**Stated problem:**
Every line that holds the string "AUDUSD" is to be identified and copied.

— Start Task material —

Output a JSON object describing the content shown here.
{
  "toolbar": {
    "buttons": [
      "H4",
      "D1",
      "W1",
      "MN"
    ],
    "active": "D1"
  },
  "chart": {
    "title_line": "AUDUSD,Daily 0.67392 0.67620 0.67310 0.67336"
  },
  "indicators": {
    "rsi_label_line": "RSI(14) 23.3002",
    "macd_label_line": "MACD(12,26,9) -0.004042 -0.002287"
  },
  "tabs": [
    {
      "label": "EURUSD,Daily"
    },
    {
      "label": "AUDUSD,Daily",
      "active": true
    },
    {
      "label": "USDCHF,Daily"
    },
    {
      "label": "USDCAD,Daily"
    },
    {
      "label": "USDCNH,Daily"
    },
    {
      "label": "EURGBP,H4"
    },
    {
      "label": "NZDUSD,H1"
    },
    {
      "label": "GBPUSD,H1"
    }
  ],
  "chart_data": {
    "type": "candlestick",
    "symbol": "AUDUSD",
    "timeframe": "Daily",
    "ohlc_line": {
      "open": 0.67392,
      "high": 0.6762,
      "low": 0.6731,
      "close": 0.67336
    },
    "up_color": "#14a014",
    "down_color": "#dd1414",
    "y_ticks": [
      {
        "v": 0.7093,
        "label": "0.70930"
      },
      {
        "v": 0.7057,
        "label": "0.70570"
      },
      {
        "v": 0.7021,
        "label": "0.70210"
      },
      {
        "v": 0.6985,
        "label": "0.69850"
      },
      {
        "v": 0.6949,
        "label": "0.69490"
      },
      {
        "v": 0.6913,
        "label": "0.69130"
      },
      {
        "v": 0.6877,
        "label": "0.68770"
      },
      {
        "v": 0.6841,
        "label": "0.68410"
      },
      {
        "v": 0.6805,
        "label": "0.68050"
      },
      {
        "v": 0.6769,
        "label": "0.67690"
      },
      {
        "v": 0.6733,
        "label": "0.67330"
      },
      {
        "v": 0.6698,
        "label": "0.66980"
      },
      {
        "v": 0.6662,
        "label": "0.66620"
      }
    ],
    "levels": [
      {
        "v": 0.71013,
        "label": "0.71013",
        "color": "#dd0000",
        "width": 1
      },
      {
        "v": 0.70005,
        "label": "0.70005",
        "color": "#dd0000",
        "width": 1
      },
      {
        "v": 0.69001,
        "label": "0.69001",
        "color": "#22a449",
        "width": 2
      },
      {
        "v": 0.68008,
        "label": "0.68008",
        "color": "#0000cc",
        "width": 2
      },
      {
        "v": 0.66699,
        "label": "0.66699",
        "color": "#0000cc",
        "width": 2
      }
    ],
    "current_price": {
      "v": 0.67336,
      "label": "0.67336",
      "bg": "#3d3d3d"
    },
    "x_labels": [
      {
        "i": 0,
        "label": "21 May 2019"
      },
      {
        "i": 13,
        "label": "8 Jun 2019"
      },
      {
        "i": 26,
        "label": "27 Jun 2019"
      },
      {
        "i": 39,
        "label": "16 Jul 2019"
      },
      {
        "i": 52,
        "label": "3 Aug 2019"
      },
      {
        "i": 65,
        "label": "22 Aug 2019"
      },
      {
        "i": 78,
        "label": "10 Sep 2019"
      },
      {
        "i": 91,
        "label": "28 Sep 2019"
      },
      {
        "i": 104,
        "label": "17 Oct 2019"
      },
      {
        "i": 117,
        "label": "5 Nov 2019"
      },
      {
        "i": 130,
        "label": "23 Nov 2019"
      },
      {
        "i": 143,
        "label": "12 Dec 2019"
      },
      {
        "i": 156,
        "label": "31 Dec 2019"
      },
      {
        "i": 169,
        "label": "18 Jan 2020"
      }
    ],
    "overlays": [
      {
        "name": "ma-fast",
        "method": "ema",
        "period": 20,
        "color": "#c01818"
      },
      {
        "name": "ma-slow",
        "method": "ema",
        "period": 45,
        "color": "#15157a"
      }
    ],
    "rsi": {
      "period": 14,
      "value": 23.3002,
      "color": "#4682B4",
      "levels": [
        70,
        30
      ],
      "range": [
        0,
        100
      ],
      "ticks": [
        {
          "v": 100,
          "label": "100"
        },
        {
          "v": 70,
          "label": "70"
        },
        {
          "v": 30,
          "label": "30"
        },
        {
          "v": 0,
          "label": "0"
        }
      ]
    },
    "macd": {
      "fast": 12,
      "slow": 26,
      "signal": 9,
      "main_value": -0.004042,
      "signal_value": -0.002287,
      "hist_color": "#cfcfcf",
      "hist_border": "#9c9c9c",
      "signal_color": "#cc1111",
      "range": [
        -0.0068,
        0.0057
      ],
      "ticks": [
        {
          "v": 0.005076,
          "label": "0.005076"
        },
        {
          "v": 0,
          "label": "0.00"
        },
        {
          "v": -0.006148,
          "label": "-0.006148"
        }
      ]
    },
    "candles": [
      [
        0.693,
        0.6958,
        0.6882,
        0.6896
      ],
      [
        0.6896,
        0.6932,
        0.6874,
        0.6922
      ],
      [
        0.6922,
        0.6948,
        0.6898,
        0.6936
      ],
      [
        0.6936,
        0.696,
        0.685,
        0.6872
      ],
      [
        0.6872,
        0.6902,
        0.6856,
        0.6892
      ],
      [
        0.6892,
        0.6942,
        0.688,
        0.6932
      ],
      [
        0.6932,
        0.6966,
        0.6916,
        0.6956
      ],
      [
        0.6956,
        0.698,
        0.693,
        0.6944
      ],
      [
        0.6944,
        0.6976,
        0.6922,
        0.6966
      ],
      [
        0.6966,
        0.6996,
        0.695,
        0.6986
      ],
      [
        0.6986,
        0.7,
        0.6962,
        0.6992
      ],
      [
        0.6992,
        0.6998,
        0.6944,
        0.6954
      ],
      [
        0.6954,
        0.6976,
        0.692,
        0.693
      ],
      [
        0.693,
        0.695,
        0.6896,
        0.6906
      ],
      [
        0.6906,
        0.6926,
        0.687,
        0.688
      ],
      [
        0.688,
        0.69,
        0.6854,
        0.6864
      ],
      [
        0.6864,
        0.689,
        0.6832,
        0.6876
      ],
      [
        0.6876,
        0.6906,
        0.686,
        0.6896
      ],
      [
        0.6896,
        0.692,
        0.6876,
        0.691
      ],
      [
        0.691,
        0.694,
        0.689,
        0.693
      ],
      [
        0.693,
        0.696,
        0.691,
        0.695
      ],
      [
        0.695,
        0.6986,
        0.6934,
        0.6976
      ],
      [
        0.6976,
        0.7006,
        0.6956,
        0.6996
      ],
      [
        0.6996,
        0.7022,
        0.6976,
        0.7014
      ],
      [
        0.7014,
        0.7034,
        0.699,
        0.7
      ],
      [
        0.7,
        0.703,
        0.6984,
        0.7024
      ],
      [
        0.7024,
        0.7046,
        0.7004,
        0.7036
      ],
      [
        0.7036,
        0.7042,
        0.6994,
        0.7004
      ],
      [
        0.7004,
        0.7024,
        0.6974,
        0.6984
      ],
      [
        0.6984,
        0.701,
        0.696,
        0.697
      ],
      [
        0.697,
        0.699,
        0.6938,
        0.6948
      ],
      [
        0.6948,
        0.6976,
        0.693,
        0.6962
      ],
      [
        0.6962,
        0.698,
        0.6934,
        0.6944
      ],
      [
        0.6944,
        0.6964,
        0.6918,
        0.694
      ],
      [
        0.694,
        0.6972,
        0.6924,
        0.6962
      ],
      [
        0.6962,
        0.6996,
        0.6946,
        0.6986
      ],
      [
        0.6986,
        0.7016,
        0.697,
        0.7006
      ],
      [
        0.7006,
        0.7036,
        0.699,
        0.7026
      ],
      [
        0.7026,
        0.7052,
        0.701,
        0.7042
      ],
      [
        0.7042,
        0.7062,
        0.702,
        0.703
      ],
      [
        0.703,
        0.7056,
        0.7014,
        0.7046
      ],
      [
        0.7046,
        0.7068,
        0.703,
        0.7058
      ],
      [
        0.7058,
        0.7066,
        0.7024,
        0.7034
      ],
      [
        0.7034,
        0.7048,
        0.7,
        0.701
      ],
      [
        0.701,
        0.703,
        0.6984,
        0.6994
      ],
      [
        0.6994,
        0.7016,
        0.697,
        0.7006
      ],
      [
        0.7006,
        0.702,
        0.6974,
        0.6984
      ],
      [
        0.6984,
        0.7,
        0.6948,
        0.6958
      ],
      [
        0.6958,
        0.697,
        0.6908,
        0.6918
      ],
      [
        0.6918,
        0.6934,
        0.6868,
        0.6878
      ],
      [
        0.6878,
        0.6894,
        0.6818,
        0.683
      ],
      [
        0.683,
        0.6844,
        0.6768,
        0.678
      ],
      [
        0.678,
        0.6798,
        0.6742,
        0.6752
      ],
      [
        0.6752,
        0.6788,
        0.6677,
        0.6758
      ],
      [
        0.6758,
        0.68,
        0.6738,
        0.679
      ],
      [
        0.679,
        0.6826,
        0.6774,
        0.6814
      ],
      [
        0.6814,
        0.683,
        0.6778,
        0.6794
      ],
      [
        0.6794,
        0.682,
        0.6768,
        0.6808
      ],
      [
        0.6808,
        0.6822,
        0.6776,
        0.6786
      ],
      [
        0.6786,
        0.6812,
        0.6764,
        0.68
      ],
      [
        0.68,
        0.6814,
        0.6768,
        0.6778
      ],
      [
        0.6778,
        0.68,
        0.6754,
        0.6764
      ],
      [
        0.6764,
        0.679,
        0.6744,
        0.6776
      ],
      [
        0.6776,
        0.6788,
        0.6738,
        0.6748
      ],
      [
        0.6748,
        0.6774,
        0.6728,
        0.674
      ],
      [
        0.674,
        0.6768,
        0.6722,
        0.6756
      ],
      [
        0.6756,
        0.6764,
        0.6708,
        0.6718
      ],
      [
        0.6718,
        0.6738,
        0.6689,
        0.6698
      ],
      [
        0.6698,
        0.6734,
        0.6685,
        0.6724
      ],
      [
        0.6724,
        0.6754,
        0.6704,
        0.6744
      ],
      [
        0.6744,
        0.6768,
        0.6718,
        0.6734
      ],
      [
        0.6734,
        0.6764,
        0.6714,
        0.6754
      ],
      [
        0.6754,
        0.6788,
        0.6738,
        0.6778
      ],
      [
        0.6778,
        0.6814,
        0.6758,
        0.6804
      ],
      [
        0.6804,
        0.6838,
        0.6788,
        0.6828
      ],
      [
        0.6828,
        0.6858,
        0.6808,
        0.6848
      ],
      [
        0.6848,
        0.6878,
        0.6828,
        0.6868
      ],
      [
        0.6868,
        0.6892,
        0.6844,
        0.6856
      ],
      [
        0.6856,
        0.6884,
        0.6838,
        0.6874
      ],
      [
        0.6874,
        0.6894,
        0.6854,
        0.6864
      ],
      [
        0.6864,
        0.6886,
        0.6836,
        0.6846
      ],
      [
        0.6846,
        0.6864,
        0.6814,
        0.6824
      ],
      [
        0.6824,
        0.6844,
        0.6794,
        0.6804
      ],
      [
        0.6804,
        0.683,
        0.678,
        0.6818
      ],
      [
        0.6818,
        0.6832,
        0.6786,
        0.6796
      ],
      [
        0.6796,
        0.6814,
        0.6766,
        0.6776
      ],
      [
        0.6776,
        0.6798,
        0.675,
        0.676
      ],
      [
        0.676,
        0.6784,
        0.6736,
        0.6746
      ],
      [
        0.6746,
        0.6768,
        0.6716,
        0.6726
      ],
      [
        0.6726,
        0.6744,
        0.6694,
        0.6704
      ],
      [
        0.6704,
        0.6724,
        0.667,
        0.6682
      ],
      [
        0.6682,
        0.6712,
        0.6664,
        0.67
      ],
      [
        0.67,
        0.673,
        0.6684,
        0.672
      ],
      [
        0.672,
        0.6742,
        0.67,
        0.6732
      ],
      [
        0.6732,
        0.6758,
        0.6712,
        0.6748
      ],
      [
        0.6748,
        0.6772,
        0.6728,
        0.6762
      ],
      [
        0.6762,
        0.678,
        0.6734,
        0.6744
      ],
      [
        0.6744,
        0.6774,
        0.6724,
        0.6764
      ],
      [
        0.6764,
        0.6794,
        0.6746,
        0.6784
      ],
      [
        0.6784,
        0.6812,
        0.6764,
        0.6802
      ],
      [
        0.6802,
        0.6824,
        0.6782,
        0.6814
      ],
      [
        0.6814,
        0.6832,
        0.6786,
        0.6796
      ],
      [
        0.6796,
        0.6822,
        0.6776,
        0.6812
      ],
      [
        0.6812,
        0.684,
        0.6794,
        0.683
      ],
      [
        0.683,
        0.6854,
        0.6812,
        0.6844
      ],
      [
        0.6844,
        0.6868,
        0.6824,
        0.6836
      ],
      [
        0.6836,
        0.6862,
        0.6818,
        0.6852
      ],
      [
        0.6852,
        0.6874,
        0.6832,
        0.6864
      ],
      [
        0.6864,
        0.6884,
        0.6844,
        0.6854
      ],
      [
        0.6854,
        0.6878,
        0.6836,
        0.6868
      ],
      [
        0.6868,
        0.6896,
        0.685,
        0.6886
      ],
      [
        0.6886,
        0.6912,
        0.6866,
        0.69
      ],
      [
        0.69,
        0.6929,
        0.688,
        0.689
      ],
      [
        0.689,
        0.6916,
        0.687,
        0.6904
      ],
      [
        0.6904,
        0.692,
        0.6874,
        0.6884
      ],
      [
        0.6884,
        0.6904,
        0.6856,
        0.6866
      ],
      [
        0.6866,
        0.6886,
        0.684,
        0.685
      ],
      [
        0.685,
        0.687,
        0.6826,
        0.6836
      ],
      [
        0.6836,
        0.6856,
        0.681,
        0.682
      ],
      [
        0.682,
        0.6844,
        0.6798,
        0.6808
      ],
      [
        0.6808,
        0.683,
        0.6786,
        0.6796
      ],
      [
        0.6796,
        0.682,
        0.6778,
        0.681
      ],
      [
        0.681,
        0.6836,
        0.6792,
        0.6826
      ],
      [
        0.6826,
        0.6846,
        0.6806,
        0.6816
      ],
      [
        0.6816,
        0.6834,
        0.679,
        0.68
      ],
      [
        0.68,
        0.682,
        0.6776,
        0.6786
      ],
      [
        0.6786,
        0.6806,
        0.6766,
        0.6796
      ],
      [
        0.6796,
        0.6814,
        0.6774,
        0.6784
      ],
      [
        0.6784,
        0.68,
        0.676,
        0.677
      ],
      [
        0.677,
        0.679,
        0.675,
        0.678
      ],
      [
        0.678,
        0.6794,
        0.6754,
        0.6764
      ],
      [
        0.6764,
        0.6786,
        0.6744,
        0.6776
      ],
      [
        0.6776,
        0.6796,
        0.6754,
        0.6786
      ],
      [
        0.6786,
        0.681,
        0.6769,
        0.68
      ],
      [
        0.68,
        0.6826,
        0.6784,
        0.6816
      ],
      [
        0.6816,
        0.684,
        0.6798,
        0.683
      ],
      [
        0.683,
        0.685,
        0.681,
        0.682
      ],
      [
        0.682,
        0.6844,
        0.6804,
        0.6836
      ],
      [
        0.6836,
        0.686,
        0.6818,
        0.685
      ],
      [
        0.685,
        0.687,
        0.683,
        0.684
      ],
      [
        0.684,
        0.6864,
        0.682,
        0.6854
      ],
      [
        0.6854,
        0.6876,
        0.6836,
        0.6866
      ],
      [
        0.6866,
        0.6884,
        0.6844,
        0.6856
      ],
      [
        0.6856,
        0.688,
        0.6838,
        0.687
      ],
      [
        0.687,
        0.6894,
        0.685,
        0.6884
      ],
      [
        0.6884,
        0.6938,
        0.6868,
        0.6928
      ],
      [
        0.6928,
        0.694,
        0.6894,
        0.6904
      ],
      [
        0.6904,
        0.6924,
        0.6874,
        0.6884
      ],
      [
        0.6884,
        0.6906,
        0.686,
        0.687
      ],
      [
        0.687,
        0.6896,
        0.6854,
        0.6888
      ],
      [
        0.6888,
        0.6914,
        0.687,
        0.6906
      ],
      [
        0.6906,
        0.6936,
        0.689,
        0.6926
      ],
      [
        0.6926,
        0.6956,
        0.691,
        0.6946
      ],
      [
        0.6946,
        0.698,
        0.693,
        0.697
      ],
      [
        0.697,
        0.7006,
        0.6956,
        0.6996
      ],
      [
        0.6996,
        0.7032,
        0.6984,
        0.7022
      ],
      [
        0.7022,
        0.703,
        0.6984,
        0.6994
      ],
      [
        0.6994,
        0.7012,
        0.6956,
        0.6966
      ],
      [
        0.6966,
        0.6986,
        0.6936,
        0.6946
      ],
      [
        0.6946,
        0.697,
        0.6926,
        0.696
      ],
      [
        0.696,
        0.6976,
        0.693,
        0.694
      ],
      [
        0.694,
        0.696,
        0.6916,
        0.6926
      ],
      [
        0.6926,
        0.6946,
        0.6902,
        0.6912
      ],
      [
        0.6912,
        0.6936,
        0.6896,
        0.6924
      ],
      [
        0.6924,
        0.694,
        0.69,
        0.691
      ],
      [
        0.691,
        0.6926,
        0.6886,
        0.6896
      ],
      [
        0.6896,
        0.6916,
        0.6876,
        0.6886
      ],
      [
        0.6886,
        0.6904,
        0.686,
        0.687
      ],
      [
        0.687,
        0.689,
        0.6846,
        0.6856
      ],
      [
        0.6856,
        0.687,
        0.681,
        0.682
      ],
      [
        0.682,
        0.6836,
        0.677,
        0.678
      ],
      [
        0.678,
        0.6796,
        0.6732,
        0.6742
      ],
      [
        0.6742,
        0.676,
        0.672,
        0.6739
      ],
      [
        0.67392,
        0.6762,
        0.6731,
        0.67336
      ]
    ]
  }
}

— End Task material —

**Written solution:**
    "title_line": "AUDUSD,Daily 0.67392 0.67620 0.67310 0.67336"
      "label": "AUDUSD,Daily",
    "symbol": "AUDUSD",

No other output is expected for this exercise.